### AIM OF THE EXERCISE
Reproduce all the entries precisely.

** Start of THE INPUT **

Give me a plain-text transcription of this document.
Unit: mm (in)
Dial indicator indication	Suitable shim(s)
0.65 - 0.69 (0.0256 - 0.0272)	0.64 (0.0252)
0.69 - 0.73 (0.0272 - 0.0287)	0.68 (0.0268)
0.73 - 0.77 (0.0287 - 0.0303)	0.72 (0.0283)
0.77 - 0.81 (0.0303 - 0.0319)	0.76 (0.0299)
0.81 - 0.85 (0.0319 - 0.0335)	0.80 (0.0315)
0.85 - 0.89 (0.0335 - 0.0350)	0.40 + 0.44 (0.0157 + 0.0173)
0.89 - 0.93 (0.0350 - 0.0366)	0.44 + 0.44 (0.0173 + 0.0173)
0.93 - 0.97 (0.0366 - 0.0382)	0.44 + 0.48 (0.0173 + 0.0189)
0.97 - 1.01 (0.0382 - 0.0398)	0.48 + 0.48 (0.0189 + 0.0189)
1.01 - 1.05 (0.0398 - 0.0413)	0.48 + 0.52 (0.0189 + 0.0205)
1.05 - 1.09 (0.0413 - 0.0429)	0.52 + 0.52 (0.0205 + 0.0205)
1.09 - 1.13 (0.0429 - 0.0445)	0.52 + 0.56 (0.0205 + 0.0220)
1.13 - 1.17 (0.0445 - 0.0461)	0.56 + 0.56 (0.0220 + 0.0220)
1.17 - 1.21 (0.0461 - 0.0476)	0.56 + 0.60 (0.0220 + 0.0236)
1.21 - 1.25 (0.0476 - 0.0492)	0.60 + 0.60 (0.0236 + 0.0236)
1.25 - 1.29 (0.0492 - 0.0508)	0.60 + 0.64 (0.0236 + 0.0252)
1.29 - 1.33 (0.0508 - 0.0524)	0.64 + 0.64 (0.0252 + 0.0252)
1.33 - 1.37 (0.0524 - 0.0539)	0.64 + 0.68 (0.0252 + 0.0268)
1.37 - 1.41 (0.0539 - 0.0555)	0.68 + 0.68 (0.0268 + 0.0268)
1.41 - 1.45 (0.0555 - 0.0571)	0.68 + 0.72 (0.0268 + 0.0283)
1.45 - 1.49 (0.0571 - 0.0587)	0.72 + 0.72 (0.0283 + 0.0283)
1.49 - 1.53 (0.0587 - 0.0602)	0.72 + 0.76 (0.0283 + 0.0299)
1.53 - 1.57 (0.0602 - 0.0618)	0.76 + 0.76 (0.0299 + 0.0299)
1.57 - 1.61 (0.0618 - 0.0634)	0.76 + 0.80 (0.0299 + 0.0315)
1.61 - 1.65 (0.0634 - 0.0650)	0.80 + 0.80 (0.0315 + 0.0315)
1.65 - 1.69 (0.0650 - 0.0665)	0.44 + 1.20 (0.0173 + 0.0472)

** End of THE INPUT **

### EXERCISE ANSWER
Give me a plain-text transcription of this document.
Unit: mm (in)
Dial indicator indication	Suitable shim(s)
0.65 - 0.69 (0.0256 - 0.0272)	0.64 (0.0252)
0.69 - 0.73 (0.0272 - 0.0287)	0.68 (0.0268)
0.73 - 0.77 (0.0287 - 0.0303)	0.72 (0.0283)
0.77 - 0.81 (0.0303 - 0.0319)	0.76 (0.0299)
0.81 - 0.85 (0.0319 - 0.0335)	0.80 (0.0315)
0.85 - 0.89 (0.0335 - 0.0350)	0.40 + 0.44 (0.0157 + 0.0173)
0.89 - 0.93 (0.0350 - 0.0366)	0.44 + 0.44 (0.0173 + 0.0173)
0.93 - 0.97 (0.0366 - 0.0382)	0.44 + 0.48 (0.0173 + 0.0189)
0.97 - 1.01 (0.0382 - 0.0398)	0.48 + 0.48 (0.0189 + 0.0189)
1.01 - 1.05 (0.0398 - 0.0413)	0.48 + 0.52 (0.0189 + 0.0205)
1.05 - 1.09 (0.0413 - 0.0429)	0.52 + 0.52 (0.0205 + 0.0205)
1.09 - 1.13 (0.0429 - 0.0445)	0.52 + 0.56 (0.0205 + 0.0220)
1.13 - 1.17 (0.0445 - 0.0461)	0.56 + 0.56 (0.0220 + 0.0220)
1.17 - 1.21 (0.0461 - 0.0476)	0.56 + 0.60 (0.0220 + 0.0236)
1.21 - 1.25 (0.0476 - 0.0492)	0.60 + 0.60 (0.0236 + 0.0236)
1.25 - 1.29 (0.0492 - 0.0508)	0.60 + 0.64 (0.0236 + 0.0252)
1.29 - 1.33 (0.0508 - 0.0524)	0.64 + 0.64 (0.0252 + 0.0252)
1.33 - 1.37 (0.0524 - 0.0539)	0.64 + 0.68 (0.0252 + 0.0268)
1.37 - 1.41 (0.0539 - 0.0555)	0.68 + 0.68 (0.0268 + 0.0268)
1.41 - 1.45 (0.0555 - 0.0571)	0.68 + 0.72 (0.0268 + 0.0283)
1.45 - 1.49 (0.0571 - 0.0587)	0.72 + 0.72 (0.0283 + 0.0283)
1.49 - 1.53 (0.0587 - 0.0602)	0.72 + 0.76 (0.0283 + 0.0299)
1.53 - 1.57 (0.0602 - 0.0618)	0.76 + 0.76 (0.0299 + 0.0299)
1.57 - 1.61 (0.0618 - 0.0634)	0.76 + 0.80 (0.0299 + 0.0315)
1.61 - 1.65 (0.0634 - 0.0650)	0.80 + 0.80 (0.0315 + 0.0315)
1.65 - 1.69 (0.0650 - 0.0665)	0.44 + 1.20 (0.0173 + 0.0472)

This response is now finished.